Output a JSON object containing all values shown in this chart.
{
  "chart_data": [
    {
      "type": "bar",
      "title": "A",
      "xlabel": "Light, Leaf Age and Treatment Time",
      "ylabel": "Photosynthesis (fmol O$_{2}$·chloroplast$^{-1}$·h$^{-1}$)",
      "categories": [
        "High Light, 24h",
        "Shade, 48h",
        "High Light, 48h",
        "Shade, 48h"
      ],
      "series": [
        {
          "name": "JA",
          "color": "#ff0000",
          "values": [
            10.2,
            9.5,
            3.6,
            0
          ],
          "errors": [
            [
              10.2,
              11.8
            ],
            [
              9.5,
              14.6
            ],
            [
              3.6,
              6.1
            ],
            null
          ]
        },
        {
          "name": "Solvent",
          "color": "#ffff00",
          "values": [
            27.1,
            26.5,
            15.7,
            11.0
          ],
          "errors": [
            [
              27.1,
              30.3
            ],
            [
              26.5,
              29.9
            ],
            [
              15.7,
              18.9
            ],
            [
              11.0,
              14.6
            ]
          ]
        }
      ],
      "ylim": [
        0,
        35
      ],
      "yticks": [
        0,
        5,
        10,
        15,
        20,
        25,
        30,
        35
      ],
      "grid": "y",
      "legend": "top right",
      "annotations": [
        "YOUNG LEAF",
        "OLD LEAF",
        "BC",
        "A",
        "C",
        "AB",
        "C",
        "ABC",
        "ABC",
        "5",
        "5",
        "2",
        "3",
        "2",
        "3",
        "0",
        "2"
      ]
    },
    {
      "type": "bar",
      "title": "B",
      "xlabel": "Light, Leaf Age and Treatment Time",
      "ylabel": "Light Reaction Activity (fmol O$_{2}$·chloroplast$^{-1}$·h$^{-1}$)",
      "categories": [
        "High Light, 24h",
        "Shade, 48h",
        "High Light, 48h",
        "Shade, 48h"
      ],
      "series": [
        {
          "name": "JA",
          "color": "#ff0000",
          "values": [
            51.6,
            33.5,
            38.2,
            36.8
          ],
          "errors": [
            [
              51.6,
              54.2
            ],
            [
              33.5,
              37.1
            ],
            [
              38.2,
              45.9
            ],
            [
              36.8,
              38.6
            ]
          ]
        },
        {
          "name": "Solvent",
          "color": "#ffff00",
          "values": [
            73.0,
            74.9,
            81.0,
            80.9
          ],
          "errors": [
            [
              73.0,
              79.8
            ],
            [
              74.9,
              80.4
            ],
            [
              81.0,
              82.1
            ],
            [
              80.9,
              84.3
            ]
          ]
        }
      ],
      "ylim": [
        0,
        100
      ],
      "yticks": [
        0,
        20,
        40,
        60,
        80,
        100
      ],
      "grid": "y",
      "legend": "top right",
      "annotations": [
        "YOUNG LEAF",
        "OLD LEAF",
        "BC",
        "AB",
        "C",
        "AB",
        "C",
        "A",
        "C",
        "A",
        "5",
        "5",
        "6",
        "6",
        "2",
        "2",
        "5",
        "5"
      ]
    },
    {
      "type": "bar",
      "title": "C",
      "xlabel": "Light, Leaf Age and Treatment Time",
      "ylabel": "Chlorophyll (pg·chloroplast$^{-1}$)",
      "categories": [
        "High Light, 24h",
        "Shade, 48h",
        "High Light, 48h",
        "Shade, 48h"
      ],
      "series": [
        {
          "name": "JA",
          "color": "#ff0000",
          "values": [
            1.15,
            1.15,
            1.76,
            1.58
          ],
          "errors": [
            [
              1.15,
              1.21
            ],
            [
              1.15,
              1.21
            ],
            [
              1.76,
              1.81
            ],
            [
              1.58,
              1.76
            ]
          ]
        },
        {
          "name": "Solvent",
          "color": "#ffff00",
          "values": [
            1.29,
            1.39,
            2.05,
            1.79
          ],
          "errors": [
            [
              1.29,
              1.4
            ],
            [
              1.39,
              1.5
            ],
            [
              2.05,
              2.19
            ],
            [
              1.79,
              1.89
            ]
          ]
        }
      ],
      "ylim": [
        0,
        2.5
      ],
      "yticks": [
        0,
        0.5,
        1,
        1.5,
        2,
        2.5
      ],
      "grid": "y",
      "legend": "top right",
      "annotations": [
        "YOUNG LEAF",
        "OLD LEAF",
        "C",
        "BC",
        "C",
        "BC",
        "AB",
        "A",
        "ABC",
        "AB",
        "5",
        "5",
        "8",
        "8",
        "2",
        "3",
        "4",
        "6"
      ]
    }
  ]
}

# THE TASK
Find each line holding "chloroplast". Copy it out.

# ANSWER IN FULL
      "ylabel": "Photosynthesis (fmol O$_{2}$·chloroplast$^{-1}$·h$^{-1}$)",
      "ylabel": "Light Reaction Activity (fmol O$_{2}$·chloroplast$^{-1}$·h$^{-1}$)",
      "ylabel": "Chlorophyll (pg·chloroplast$^{-1}$)",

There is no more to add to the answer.